** Text for analysis follows **
Replay

Finding a Flow with AI Development

I’ve been experimenting with AI for development for a while now, but I kept finding myself stuck in the same request/response pattern with ChatGPT. It works for small tasks, but it felt like I was leaving productivity on the table. I wanted to get more comfortable with agentic development—working with AI that could autonomously plan and execute complex changes rather than just responding to my prompts one at a time.

The breakthrough came when I started using Claude Code to work on changes to Rawk-it. I discovered a flow that actually clicks: I define requirements and acceptance criteria in a markdown file, and Claude Code generates a detailed implementation plan that I review and approve. Then it executes that plan, handling the multi-step changes, debugging, and refinement automatically. Once I got proficient with this pattern, I found myself pushing the limits of what Claude Code could do in a single session.

When I hit those limits, I realized I could hand off to other AI assistants. GitHub Copilot would pick up where Claude left off, continuing to follow the plan and bridge the gap until the next Claude session. It was less like talking to separate tools and more like coordinating a team of AI developers working toward the same goal. That’s when things got interesting.

Shipping Replay in 24 Hours

With this workflow humming, I decided to vibe code an entire website. Replay was the result—a tool to keep a Spotify playlist updated with your most recently played tracks. The goal was simple: no more manually managing what’s on your “current” playlist. Spotify plays the tracks; Replay automatically adds them.
** End of Text for analysis **
Resume the blog post about building Replay with AI tools, starting right after its final sentence. The dataset records that come next can be ignored.
** Data extracts follows **
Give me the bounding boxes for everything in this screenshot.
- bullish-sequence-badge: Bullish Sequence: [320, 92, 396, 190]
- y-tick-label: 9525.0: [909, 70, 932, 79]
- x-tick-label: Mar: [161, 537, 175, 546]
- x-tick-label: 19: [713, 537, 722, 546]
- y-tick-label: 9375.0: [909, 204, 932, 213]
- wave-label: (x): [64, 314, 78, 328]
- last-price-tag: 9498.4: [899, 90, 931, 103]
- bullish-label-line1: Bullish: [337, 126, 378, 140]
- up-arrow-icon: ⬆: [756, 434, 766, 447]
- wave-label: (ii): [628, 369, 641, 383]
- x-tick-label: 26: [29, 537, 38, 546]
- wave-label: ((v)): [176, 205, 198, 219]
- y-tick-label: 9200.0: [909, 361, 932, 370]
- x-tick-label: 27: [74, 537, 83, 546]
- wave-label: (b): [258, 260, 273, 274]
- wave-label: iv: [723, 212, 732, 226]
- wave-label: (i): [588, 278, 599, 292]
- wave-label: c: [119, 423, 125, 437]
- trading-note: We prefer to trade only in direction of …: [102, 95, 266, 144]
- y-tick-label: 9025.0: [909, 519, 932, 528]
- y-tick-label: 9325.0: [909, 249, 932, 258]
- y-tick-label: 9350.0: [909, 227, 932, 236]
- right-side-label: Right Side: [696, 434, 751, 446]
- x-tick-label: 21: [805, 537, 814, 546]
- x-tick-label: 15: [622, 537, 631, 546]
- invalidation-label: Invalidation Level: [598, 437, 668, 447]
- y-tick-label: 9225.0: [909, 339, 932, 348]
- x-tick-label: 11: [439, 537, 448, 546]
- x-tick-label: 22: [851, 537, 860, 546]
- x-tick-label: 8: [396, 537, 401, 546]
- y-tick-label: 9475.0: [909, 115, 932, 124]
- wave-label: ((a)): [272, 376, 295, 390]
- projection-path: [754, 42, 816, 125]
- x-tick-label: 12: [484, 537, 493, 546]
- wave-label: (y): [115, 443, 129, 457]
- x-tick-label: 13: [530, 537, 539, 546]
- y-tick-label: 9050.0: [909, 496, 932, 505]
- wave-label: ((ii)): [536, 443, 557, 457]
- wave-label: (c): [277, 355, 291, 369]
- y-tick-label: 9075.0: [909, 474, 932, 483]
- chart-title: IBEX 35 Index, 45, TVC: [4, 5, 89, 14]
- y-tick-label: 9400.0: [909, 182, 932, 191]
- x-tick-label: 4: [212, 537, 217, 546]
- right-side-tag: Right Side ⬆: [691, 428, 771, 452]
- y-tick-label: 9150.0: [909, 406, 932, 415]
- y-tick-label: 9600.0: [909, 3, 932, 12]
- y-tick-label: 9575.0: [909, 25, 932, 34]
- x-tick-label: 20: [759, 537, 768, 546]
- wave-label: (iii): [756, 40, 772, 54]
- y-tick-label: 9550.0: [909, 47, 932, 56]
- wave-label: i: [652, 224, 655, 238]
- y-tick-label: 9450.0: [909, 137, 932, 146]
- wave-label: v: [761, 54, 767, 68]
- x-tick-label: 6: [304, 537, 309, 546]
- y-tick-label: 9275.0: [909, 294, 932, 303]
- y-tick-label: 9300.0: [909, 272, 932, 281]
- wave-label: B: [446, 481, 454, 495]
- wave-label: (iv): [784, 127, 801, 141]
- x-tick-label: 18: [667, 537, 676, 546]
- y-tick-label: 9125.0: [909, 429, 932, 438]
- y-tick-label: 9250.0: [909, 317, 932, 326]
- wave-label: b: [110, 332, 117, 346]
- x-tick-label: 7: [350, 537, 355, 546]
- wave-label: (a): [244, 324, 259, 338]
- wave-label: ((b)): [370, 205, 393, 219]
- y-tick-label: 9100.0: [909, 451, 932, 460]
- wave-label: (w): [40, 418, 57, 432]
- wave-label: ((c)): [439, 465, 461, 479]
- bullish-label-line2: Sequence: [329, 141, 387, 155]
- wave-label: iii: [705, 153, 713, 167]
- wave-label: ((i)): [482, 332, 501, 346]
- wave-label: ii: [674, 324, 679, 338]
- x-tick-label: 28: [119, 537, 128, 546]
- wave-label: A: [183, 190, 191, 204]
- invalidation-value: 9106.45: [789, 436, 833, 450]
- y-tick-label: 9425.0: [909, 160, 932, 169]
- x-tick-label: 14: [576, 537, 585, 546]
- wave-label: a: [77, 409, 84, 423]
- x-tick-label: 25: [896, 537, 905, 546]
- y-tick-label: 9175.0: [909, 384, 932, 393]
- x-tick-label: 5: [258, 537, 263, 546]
** End of Data extracts **
- Expected answer
The whole thing came together in less than 24 hours. From initial concept to deployment, I pushed code, refined features, and shipped something that actually works. That speed felt like a different era of development—the kind of velocity you get when you’re not context-switching between AI tools or getting stuck on boilerplate. If you want to see how it came together, the source code is available on GitHub.

The Reality Check

But here’s where the story takes a turn. Once Replay was live, I wanted to open it up to more people. That’s when I ran into the constraints of the Spotify Web API’s updated usage policies. The rules around token sharing and authorization made it impossible to offer Replay as a widely-available service. What I could build for myself quickly became something I couldn’t easily share.

It was a useful reminder that shipping fast is only half the equation. Knowing your constraints—platform policies, API limits, regulatory requirements—has to be part of the planning from the start. Still, the experience proved something important: with the right AI workflow, I can go from idea to shipped product in a day. The next idea just needs to respect the constraints from the beginning.